__TO BE DONE__: Write out the full set of records below exactly.

-- START OF TASK DATA --

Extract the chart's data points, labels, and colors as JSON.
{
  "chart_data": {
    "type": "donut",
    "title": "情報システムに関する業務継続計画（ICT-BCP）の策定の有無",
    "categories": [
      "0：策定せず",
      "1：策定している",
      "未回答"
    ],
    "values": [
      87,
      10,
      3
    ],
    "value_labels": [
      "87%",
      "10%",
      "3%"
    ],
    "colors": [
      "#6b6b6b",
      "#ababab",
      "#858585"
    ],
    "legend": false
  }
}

-- END OF TASK DATA --

__TASK OUTPUT__:
Extract the chart's data points, labels, and colors as JSON.
{
  "chart_data": {
    "type": "donut",
    "title": "情報システムに関する業務継続計画（ICT-BCP）の策定の有無",
    "categories": [
      "0：策定せず",
      "1：策定している",
      "未回答"
    ],
    "values": [
      87,
      10,
      3
    ],
    "value_labels": [
      "87%",
      "10%",
      "3%"
    ],
    "colors": [
      "#6b6b6b",
      "#ababab",
      "#858585"
    ],
    "legend": false
  }
}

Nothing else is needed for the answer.